Print out every record exactly as it appears.

### ITEMS

- - -

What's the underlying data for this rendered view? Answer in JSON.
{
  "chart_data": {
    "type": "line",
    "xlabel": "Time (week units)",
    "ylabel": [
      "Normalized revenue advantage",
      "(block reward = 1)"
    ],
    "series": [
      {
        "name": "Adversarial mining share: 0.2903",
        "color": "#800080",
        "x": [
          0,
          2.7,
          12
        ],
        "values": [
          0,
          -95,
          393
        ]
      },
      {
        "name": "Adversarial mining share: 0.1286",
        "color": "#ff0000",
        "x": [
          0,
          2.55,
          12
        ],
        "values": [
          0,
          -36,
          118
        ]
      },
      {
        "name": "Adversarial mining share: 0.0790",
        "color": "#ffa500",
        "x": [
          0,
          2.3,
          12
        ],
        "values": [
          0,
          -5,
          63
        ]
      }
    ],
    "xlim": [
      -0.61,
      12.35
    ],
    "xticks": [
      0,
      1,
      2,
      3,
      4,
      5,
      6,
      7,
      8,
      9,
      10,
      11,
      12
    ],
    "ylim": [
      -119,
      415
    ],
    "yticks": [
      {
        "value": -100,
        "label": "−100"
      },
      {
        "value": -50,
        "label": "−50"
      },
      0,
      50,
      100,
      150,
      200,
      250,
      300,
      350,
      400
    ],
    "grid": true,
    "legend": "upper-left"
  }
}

- - -

### RESPONSE TO THIS EXERCISE
What's the underlying data for this rendered view? Answer in JSON.
{
  "chart_data": {
    "type": "line",
    "xlabel": "Time (week units)",
    "ylabel": [
      "Normalized revenue advantage",
      "(block reward = 1)"
    ],
    "series": [
      {
        "name": "Adversarial mining share: 0.2903",
        "color": "#800080",
        "x": [
          0,
          2.7,
          12
        ],
        "values": [
          0,
          -95,
          393
        ]
      },
      {
        "name": "Adversarial mining share: 0.1286",
        "color": "#ff0000",
        "x": [
          0,
          2.55,
          12
        ],
        "values": [
          0,
          -36,
          118
        ]
      },
      {
        "name": "Adversarial mining share: 0.0790",
        "color": "#ffa500",
        "x": [
          0,
          2.3,
          12
        ],
        "values": [
          0,
          -5,
          63
        ]
      }
    ],
    "xlim": [
      -0.61,
      12.35
    ],
    "xticks": [
      0,
      1,
      2,
      3,
      4,
      5,
      6,
      7,
      8,
      9,
      10,
      11,
      12
    ],
    "ylim": [
      -119,
      415
    ],
    "yticks": [
      {
        "value": -100,
        "label": "−100"
      },
      {
        "value": -50,
        "label": "−50"
      },
      0,
      50,
      100,
      150,
      200,
      250,
      300,
      350,
      400
    ],
    "grid": true,
    "legend": "upper-left"
  }
}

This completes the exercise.